TO DO – Your task is to print every entry below exactly as given.

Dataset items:

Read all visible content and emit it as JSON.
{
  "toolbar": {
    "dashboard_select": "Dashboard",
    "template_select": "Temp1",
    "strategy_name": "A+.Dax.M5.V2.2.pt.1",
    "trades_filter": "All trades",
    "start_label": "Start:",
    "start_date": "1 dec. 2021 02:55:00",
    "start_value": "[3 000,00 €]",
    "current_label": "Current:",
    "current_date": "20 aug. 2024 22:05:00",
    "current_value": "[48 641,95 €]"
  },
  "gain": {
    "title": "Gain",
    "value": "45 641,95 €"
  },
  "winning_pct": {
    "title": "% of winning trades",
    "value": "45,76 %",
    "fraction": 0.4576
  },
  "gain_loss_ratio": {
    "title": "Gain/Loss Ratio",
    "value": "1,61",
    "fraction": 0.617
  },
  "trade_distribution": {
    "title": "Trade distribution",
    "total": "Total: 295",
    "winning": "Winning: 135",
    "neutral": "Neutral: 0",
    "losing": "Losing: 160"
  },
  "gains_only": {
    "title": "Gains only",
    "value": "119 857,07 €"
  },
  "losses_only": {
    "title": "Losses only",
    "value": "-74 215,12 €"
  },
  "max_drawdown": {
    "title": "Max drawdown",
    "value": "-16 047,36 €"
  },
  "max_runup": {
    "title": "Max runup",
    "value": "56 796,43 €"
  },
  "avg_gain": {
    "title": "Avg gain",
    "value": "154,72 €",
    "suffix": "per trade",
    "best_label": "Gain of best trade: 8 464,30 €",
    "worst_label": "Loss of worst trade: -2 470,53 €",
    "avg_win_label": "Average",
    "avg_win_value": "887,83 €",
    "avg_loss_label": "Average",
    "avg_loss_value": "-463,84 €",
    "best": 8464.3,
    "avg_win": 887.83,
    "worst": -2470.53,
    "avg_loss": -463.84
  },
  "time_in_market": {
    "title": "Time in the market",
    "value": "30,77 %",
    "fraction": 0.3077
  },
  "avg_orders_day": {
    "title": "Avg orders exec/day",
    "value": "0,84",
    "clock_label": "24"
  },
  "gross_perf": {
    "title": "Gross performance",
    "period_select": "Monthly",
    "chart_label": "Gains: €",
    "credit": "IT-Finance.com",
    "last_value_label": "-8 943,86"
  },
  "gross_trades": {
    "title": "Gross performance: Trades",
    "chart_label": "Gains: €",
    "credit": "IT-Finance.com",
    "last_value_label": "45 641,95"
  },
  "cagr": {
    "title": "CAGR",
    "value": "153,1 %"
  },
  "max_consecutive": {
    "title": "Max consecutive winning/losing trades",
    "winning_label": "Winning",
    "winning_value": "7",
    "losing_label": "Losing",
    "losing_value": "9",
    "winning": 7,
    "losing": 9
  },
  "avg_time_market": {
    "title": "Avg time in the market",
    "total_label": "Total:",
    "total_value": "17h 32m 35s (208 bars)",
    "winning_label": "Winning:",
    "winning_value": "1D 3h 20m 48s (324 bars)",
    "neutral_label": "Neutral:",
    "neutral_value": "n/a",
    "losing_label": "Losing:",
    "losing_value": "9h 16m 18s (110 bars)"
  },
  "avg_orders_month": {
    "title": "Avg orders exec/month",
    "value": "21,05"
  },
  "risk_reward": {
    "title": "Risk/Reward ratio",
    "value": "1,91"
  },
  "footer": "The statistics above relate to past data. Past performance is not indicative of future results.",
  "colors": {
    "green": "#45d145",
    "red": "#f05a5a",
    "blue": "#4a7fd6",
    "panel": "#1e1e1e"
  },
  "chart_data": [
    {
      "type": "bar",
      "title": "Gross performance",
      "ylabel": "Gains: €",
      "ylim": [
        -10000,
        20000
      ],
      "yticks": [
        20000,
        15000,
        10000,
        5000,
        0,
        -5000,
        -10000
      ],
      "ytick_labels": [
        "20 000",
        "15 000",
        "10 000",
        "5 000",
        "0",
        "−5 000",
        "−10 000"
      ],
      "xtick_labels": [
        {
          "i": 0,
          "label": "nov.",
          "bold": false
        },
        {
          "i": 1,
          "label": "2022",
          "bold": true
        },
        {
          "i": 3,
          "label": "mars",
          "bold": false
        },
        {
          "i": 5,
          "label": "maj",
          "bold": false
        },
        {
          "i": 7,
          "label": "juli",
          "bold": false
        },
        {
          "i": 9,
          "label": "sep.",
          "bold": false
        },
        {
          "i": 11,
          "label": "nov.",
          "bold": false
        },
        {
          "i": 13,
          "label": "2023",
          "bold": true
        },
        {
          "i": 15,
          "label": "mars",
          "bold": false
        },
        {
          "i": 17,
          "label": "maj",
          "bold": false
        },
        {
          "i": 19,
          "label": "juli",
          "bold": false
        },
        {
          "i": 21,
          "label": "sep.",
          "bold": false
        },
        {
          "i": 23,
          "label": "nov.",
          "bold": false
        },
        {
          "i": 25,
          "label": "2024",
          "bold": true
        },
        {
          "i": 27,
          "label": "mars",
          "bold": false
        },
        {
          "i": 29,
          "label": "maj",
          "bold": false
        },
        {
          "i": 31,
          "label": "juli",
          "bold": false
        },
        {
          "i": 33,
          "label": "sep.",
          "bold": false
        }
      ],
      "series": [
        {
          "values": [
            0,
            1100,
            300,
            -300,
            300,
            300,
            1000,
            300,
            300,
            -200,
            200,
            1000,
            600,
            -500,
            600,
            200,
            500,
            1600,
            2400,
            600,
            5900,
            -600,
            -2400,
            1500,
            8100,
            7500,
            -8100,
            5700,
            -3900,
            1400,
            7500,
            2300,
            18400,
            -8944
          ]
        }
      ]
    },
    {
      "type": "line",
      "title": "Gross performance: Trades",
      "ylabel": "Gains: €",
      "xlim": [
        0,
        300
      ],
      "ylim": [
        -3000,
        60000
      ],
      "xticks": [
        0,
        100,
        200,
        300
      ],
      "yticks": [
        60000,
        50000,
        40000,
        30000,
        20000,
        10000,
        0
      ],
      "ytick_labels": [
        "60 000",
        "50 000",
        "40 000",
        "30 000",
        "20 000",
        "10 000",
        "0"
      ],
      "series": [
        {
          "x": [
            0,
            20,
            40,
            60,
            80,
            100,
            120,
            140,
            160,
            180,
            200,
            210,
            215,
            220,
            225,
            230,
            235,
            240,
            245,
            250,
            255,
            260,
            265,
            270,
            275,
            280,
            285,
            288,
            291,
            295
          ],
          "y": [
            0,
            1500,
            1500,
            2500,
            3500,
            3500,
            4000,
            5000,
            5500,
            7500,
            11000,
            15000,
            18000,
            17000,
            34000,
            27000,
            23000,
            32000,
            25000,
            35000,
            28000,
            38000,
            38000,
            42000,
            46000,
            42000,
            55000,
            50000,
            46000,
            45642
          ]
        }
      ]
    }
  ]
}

ANSWER –
Read all visible content and emit it as JSON.
{
  "toolbar": {
    "dashboard_select": "Dashboard",
    "template_select": "Temp1",
    "strategy_name": "A+.Dax.M5.V2.2.pt.1",
    "trades_filter": "All trades",
    "start_label": "Start:",
    "start_date": "1 dec. 2021 02:55:00",
    "start_value": "[3 000,00 €]",
    "current_label": "Current:",
    "current_date": "20 aug. 2024 22:05:00",
    "current_value": "[48 641,95 €]"
  },
  "gain": {
    "title": "Gain",
    "value": "45 641,95 €"
  },
  "winning_pct": {
    "title": "% of winning trades",
    "value": "45,76 %",
    "fraction": 0.4576
  },
  "gain_loss_ratio": {
    "title": "Gain/Loss Ratio",
    "value": "1,61",
    "fraction": 0.617
  },
  "trade_distribution": {
    "title": "Trade distribution",
    "total": "Total: 295",
    "winning": "Winning: 135",
    "neutral": "Neutral: 0",
    "losing": "Losing: 160"
  },
  "gains_only": {
    "title": "Gains only",
    "value": "119 857,07 €"
  },
  "losses_only": {
    "title": "Losses only",
    "value": "-74 215,12 €"
  },
  "max_drawdown": {
    "title": "Max drawdown",
    "value": "-16 047,36 €"
  },
  "max_runup": {
    "title": "Max runup",
    "value": "56 796,43 €"
  },
  "avg_gain": {
    "title": "Avg gain",
    "value": "154,72 €",
    "suffix": "per trade",
    "best_label": "Gain of best trade: 8 464,30 €",
    "worst_label": "Loss of worst trade: -2 470,53 €",
    "avg_win_label": "Average",
    "avg_win_value": "887,83 €",
    "avg_loss_label": "Average",
    "avg_loss_value": "-463,84 €",
    "best": 8464.3,
    "avg_win": 887.83,
    "worst": -2470.53,
    "avg_loss": -463.84
  },
  "time_in_market": {
    "title": "Time in the market",
    "value": "30,77 %",
    "fraction": 0.3077
  },
  "avg_orders_day": {
    "title": "Avg orders exec/day",
    "value": "0,84",
    "clock_label": "24"
  },
  "gross_perf": {
    "title": "Gross performance",
    "period_select": "Monthly",
    "chart_label": "Gains: €",
    "credit": "IT-Finance.com",
    "last_value_label": "-8 943,86"
  },
  "gross_trades": {
    "title": "Gross performance: Trades",
    "chart_label": "Gains: €",
    "credit": "IT-Finance.com",
    "last_value_label": "45 641,95"
  },
  "cagr": {
    "title": "CAGR",
    "value": "153,1 %"
  },
  "max_consecutive": {
    "title": "Max consecutive winning/losing trades",
    "winning_label": "Winning",
    "winning_value": "7",
    "losing_label": "Losing",
    "losing_value": "9",
    "winning": 7,
    "losing": 9
  },
  "avg_time_market": {
    "title": "Avg time in the market",
    "total_label": "Total:",
    "total_value": "17h 32m 35s (208 bars)",
    "winning_label": "Winning:",
    "winning_value": "1D 3h 20m 48s (324 bars)",
    "neutral_label": "Neutral:",
    "neutral_value": "n/a",
    "losing_label": "Losing:",
    "losing_value": "9h 16m 18s (110 bars)"
  },
  "avg_orders_month": {
    "title": "Avg orders exec/month",
    "value": "21,05"
  },
  "risk_reward": {
    "title": "Risk/Reward ratio",
    "value": "1,91"
  },
  "footer": "The statistics above relate to past data. Past performance is not indicative of future results.",
  "colors": {
    "green": "#45d145",
    "red": "#f05a5a",
    "blue": "#4a7fd6",
    "panel": "#1e1e1e"
  },
  "chart_data": [
    {
      "type": "bar",
      "title": "Gross performance",
      "ylabel": "Gains: €",
      "ylim": [
        -10000,
        20000
      ],
      "yticks": [
        20000,
        15000,
        10000,
        5000,
        0,
        -5000,
        -10000
      ],
      "ytick_labels": [
        "20 000",
        "15 000",
        "10 000",
        "5 000",
        "0",
        "−5 000",
        "−10 000"
      ],
      "xtick_labels": [
        {
          "i": 0,
          "label": "nov.",
          "bold": false
        },
        {
          "i": 1,
          "label": "2022",
          "bold": true
        },
        {
          "i": 3,
          "label": "mars",
          "bold": false
        },
        {
          "i": 5,
          "label": "maj",
          "bold": false
        },
        {
          "i": 7,
          "label": "juli",
          "bold": false
        },
        {
          "i": 9,
          "label": "sep.",
          "bold": false
        },
        {
          "i": 11,
          "label": "nov.",
          "bold": false
        },
        {
          "i": 13,
          "label": "2023",
          "bold": true
        },
        {
          "i": 15,
          "label": "mars",
          "bold": false
        },
        {
          "i": 17,
          "label": "maj",
          "bold": false
        },
        {
          "i": 19,
          "label": "juli",
          "bold": false
        },
        {
          "i": 21,
          "label": "sep.",
          "bold": false
        },
        {
          "i": 23,
          "label": "nov.",
          "bold": false
        },
        {
          "i": 25,
          "label": "2024",
          "bold": true
        },
        {
          "i": 27,
          "label": "mars",
          "bold": false
        },
        {
          "i": 29,
          "label": "maj",
          "bold": false
        },
        {
          "i": 31,
          "label": "juli",
          "bold": false
        },
        {
          "i": 33,
          "label": "sep.",
          "bold": false
        }
      ],
      "series": [
        {
          "values": [
            0,
            1100,
            300,
            -300,
            300,
            300,
            1000,
            300,
            300,
            -200,
            200,
            1000,
            600,
            -500,
            600,
            200,
            500,
            1600,
            2400,
            600,
            5900,
            -600,
            -2400,
            1500,
            8100,
            7500,
            -8100,
            5700,
            -3900,
            1400,
            7500,
            2300,
            18400,
            -8944
          ]
        }
      ]
    },
    {
      "type": "line",
      "title": "Gross performance: Trades",
      "ylabel": "Gains: €",
      "xlim": [
        0,
        300
      ],
      "ylim": [
        -3000,
        60000
      ],
      "xticks": [
        0,
        100,
        200,
        300
      ],
      "yticks": [
        60000,
        50000,
        40000,
        30000,
        20000,
        10000,
        0
      ],
      "ytick_labels": [
        "60 000",
        "50 000",
        "40 000",
        "30 000",
        "20 000",
        "10 000",
        "0"
      ],
      "series": [
        {
          "x": [
            0,
            20,
            40,
            60,
            80,
            100,
            120,
            140,
            160,
            180,
            200,
            210,
            215,
            220,
            225,
            230,
            235,
            240,
            245,
            250,
            255,
            260,
            265,
            270,
            275,
            280,
            285,
            288,
            291,
            295
          ],
          "y": [
            0,
            1500,
            1500,
            2500,
            3500,
            3500,
            4000,
            5000,
            5500,
            7500,
            11000,
            15000,
            18000,
            17000,
            34000,
            27000,
            23000,
            32000,
            25000,
            35000,
            28000,
            38000,
            38000,
            42000,
            46000,
            42000,
            55000,
            50000,
            46000,
            45642
          ]
        }
      ]
    }
  ]
}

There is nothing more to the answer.